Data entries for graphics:
* * * * * * *
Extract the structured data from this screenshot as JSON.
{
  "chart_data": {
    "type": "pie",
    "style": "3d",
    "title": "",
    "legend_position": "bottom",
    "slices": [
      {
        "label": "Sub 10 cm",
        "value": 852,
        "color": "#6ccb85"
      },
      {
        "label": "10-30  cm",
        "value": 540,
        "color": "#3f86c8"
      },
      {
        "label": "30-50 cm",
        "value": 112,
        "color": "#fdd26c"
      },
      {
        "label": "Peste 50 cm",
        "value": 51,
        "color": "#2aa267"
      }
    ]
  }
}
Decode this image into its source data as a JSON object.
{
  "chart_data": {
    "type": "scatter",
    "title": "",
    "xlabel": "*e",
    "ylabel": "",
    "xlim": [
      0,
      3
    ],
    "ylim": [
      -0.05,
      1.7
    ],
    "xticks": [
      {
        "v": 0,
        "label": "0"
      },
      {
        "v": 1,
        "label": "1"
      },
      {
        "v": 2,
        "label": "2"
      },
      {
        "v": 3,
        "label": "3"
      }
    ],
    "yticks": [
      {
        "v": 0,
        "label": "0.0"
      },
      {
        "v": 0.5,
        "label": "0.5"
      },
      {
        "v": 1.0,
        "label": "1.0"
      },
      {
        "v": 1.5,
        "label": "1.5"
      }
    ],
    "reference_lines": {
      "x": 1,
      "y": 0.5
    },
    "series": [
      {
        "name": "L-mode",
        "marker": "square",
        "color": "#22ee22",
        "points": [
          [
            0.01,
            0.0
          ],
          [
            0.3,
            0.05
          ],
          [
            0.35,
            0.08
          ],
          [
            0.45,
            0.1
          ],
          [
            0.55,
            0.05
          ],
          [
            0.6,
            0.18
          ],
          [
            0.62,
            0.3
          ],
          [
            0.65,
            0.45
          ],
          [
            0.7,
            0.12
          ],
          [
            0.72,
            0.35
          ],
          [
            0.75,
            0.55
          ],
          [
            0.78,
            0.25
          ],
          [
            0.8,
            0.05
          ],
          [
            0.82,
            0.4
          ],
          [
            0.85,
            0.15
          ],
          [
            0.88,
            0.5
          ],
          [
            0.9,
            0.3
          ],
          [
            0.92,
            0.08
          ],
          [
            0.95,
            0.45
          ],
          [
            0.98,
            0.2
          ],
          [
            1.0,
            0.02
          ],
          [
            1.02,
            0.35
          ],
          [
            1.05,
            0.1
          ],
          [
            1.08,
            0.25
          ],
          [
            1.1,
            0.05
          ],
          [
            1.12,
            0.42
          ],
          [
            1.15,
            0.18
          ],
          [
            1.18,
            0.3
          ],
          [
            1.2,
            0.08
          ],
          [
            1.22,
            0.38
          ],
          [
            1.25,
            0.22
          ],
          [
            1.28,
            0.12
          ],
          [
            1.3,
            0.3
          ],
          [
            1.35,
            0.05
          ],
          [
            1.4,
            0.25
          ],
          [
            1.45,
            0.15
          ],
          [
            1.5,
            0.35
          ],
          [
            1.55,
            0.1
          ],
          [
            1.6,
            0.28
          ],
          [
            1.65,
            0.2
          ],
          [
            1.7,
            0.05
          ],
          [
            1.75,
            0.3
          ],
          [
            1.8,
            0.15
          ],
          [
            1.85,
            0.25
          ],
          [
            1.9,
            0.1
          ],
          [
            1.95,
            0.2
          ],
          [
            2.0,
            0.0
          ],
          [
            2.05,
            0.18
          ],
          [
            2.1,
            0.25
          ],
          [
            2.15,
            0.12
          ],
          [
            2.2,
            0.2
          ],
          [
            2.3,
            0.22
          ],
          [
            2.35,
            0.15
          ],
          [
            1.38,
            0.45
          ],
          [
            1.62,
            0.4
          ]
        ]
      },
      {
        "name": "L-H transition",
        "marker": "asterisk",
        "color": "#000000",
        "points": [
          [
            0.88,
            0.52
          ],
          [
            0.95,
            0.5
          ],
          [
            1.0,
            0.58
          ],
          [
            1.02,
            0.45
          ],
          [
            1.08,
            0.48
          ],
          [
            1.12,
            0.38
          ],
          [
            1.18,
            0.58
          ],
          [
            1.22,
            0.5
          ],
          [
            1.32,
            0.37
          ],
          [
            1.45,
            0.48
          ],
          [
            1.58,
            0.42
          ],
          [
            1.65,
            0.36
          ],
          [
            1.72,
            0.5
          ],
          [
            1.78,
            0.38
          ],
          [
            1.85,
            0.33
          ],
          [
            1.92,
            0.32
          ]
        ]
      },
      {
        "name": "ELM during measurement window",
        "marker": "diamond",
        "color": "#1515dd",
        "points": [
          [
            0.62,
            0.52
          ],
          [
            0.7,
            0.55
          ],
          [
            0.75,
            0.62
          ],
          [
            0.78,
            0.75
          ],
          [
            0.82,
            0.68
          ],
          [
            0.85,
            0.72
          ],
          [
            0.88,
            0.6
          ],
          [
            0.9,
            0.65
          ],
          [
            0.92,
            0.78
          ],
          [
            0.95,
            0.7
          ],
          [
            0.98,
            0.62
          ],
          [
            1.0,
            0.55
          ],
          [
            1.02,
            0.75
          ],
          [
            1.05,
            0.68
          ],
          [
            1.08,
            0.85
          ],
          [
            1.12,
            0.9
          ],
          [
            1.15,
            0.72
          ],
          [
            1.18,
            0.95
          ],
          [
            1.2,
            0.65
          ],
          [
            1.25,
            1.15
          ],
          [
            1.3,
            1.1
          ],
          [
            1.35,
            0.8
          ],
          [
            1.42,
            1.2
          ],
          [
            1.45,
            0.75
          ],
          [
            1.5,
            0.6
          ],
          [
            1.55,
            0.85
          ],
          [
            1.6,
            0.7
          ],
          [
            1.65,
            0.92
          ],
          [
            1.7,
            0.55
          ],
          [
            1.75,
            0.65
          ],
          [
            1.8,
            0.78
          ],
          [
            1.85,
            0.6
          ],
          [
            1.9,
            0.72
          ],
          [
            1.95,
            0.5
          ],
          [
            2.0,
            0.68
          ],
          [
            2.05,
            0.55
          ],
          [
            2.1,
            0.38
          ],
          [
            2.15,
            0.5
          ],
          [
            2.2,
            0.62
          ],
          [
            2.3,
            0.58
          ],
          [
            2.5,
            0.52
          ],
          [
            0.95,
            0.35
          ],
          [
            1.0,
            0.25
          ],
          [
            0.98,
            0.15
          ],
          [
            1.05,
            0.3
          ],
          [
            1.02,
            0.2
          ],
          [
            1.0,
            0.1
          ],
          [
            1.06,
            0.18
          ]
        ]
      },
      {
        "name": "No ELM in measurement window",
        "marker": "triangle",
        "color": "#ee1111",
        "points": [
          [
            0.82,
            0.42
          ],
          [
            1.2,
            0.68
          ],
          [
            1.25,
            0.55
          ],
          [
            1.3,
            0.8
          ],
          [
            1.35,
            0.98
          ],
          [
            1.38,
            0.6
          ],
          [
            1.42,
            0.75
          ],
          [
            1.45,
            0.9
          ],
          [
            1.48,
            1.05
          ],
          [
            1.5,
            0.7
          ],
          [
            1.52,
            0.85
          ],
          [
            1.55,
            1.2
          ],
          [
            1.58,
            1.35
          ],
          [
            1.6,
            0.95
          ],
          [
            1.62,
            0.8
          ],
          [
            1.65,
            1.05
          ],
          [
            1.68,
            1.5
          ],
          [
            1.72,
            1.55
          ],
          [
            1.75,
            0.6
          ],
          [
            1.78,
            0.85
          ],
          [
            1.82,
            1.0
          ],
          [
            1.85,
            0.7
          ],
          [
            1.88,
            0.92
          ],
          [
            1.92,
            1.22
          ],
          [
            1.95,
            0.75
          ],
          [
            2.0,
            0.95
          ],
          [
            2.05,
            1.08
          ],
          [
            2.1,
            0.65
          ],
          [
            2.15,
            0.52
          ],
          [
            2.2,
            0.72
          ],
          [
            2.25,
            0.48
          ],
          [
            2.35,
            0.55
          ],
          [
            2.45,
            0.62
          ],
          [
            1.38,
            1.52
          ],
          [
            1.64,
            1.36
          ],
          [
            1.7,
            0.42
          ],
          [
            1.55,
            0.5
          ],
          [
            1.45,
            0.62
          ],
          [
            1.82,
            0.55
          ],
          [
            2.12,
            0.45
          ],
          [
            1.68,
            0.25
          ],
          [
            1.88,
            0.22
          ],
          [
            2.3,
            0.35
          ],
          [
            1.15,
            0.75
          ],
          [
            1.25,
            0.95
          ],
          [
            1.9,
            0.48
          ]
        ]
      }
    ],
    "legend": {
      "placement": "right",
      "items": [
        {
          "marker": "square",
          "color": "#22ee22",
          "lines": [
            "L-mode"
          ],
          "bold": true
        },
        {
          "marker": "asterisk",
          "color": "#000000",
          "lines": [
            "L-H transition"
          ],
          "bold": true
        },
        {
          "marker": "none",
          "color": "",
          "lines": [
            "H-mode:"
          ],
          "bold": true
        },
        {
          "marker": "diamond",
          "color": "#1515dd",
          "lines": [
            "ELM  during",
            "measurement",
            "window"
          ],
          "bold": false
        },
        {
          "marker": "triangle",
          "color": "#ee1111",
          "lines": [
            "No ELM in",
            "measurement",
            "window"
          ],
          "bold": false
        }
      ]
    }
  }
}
* * * * * * *
Required task: How many lines of the data contain the word "window"? Answer with the number alone.

Answer to this problem: 4